[START]

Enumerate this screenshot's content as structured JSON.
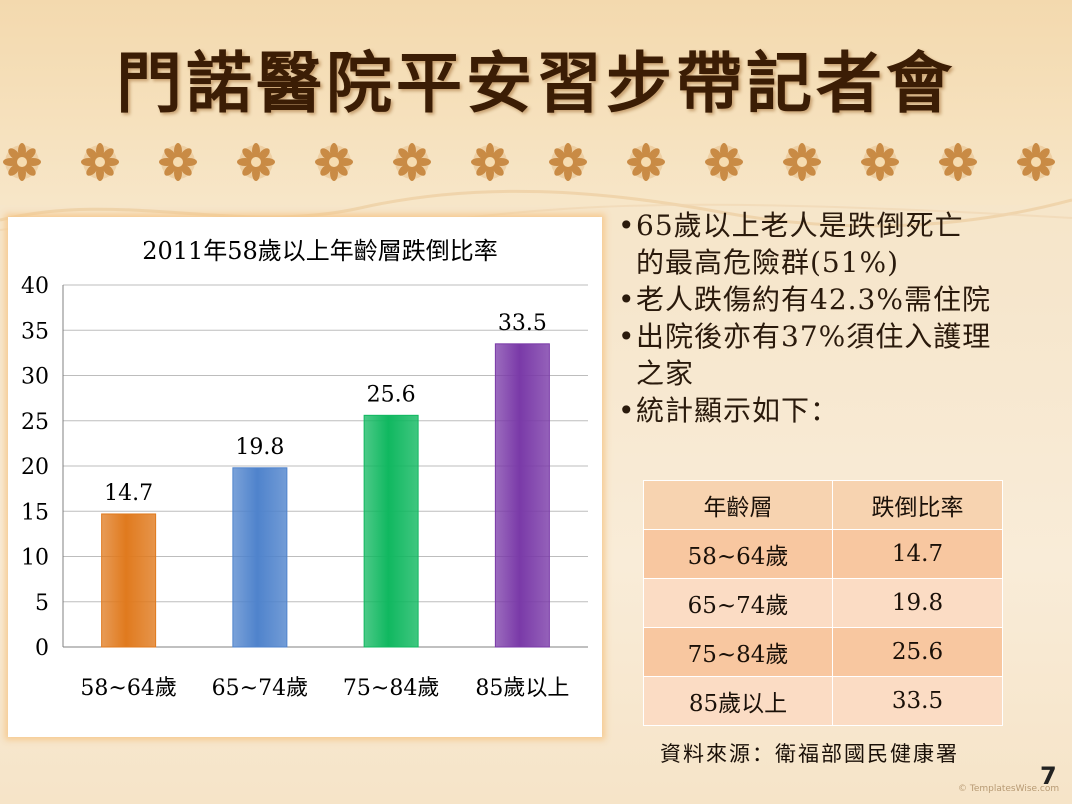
{
  "slide": {
    "title": "門諾醫院平安習步帶記者會",
    "page_number": "7",
    "credit": "© TemplatesWise.com"
  },
  "bullets": [
    {
      "dot": "•",
      "lines": [
        "65歲以上老人是跌倒死亡",
        "的最高危險群(51%)"
      ]
    },
    {
      "dot": "•",
      "lines": [
        "老人跌傷約有42.3%需住院"
      ]
    },
    {
      "dot": "•",
      "lines": [
        "出院後亦有37%須住入護理",
        "之家"
      ]
    },
    {
      "dot": "•",
      "lines": [
        "統計顯示如下："
      ]
    }
  ],
  "table": {
    "headers": [
      "年齡層",
      "跌倒比率"
    ],
    "rows": [
      [
        "58~64歲",
        "14.7"
      ],
      [
        "65~74歲",
        "19.8"
      ],
      [
        "75~84歲",
        "25.6"
      ],
      [
        "85歲以上",
        "33.5"
      ]
    ]
  },
  "source": "資料來源：衛福部國民健康署",
  "chart_data": {
    "type": "bar",
    "title": "2011年58歲以上年齡層跌倒比率",
    "categories": [
      "58~64歲",
      "65~74歲",
      "75~84歲",
      "85歲以上"
    ],
    "values": [
      14.7,
      19.8,
      25.6,
      33.5
    ],
    "ylim": [
      0,
      40
    ],
    "yticks": [
      0,
      5,
      10,
      15,
      20,
      25,
      30,
      35,
      40
    ],
    "grid": true,
    "legend": "none",
    "colors": [
      "#e07a1e",
      "#4f83cc",
      "#10b860",
      "#7a3aa8"
    ]
  }
}
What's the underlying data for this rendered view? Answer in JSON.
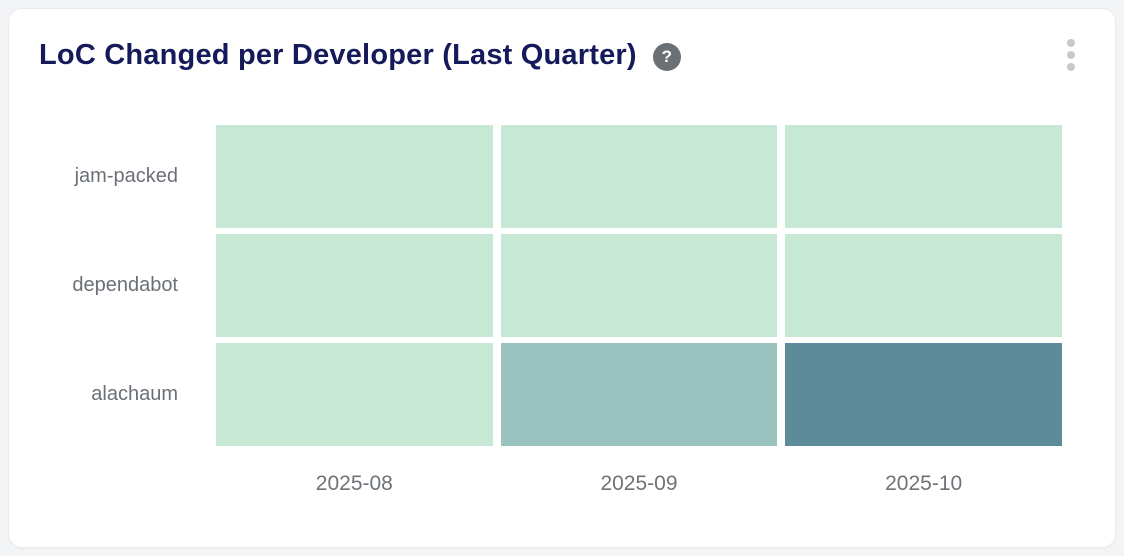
{
  "card": {
    "title": "LoC Changed per Developer (Last Quarter)",
    "help_glyph": "?"
  },
  "colors": {
    "page_background": "#f3f4f6",
    "card_background": "#ffffff",
    "card_border": "#e9ebee",
    "title_text": "#141a5a",
    "axis_label_text": "#6e7378",
    "help_icon_background": "#6b7075",
    "help_icon_glyph": "#ffffff",
    "kebab_dots": "#c6c8cc"
  },
  "chart_data": {
    "type": "heatmap",
    "title": "LoC Changed per Developer (Last Quarter)",
    "rows": [
      "jam-packed",
      "dependabot",
      "alachaum"
    ],
    "columns": [
      "2025-08",
      "2025-09",
      "2025-10"
    ],
    "values_labeled_on_chart": false,
    "color_scale": {
      "low": "#c8e8d6",
      "mid": "#9ac3c0",
      "high": "#5e8b99"
    },
    "cell_colors": [
      [
        "#c8e8d6",
        "#c8e8d6",
        "#c8e8d6"
      ],
      [
        "#c8e8d6",
        "#c8e8d6",
        "#c8e8d6"
      ],
      [
        "#c8e8d6",
        "#9ac3c0",
        "#5e8b99"
      ]
    ],
    "relative_intensity_estimate": [
      [
        0.05,
        0.05,
        0.05
      ],
      [
        0.05,
        0.05,
        0.05
      ],
      [
        0.05,
        0.5,
        1.0
      ]
    ],
    "legend": "none",
    "grid_gaps": true
  }
}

[END]

**Required task**. All lines from the one holding "What's the underlying" to the end of the listing above need to be duplicated exactly. None of the pictures should be included.

**Exercise result**.
What's the underlying data for this rendered view? Answer in JSON.
{
  "card": {
    "title": "LoC Changed per Developer (Last Quarter)",
    "help_glyph": "?"
  },
  "colors": {
    "page_background": "#f3f4f6",
    "card_background": "#ffffff",
    "card_border": "#e9ebee",
    "title_text": "#141a5a",
    "axis_label_text": "#6e7378",
    "help_icon_background": "#6b7075",
    "help_icon_glyph": "#ffffff",
    "kebab_dots": "#c6c8cc"
  },
  "chart_data": {
    "type": "heatmap",
    "title": "LoC Changed per Developer (Last Quarter)",
    "rows": [
      "jam-packed",
      "dependabot",
      "alachaum"
    ],
    "columns": [
      "2025-08",
      "2025-09",
      "2025-10"
    ],
    "values_labeled_on_chart": false,
    "color_scale": {
      "low": "#c8e8d6",
      "mid": "#9ac3c0",
      "high": "#5e8b99"
    },
    "cell_colors": [
      [
        "#c8e8d6",
        "#c8e8d6",
        "#c8e8d6"
      ],
      [
        "#c8e8d6",
        "#c8e8d6",
        "#c8e8d6"
      ],
      [
        "#c8e8d6",
        "#9ac3c0",
        "#5e8b99"
      ]
    ],
    "relative_intensity_estimate": [
      [
        0.05,
        0.05,
        0.05
      ],
      [
        0.05,
        0.05,
        0.05
      ],
      [
        0.05,
        0.5,
        1.0
      ]
    ],
    "legend": "none",
    "grid_gaps": true
  }
}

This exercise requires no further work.